Begin DATA RECORDS

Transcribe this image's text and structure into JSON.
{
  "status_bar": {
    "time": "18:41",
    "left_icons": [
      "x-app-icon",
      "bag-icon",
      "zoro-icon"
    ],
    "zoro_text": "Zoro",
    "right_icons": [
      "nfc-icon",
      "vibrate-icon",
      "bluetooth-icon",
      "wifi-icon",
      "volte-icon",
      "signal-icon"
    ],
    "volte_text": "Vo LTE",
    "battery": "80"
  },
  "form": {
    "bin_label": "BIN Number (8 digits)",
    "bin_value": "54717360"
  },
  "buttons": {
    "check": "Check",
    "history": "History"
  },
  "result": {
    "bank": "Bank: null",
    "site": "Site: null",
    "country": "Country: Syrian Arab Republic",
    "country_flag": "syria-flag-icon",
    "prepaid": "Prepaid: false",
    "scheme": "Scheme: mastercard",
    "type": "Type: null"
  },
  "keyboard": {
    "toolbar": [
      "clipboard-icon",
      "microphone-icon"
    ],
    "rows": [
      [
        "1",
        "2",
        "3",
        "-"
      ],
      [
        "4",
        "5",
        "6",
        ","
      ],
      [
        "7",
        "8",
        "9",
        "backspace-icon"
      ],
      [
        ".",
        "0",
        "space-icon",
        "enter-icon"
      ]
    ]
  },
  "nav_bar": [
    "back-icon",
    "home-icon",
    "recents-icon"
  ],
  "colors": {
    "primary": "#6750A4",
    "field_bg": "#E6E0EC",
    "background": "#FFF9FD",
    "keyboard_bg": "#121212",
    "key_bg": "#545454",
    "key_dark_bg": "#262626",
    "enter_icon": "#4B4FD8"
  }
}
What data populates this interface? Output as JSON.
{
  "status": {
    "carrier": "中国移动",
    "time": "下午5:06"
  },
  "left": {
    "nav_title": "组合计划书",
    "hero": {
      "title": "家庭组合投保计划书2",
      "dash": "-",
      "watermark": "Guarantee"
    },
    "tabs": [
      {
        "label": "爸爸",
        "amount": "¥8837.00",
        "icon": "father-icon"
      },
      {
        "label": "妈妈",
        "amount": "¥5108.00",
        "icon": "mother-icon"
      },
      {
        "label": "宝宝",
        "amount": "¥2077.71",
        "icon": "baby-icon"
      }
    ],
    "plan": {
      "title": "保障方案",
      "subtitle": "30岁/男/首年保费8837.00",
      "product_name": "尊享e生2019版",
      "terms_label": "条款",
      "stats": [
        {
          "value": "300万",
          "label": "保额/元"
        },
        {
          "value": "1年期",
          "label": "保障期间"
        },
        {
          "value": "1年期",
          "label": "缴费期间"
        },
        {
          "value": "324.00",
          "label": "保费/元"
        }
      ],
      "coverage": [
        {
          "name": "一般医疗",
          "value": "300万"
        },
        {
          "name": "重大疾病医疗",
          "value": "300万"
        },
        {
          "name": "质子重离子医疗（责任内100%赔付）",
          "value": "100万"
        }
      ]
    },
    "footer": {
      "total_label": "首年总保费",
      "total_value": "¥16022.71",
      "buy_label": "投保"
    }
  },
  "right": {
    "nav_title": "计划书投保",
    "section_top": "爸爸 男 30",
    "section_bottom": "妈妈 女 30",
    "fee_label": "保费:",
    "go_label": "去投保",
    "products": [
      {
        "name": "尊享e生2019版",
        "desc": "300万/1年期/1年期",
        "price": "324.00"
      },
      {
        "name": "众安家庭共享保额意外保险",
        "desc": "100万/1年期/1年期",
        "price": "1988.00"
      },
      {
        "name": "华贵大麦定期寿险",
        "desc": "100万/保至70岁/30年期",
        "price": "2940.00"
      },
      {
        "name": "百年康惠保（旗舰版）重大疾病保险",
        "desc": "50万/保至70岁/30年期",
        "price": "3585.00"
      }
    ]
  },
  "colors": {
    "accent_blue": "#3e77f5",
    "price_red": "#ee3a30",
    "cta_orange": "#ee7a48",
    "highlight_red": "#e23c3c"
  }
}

End DATA RECORDS

- [WHAT IS REQUIRED]: Search the data above for the word "null", then gather each line in which it appears.

- [COMPLETED TASK]:
    "bank": "Bank: null",
    "site": "Site: null",
    "type": "Type: null"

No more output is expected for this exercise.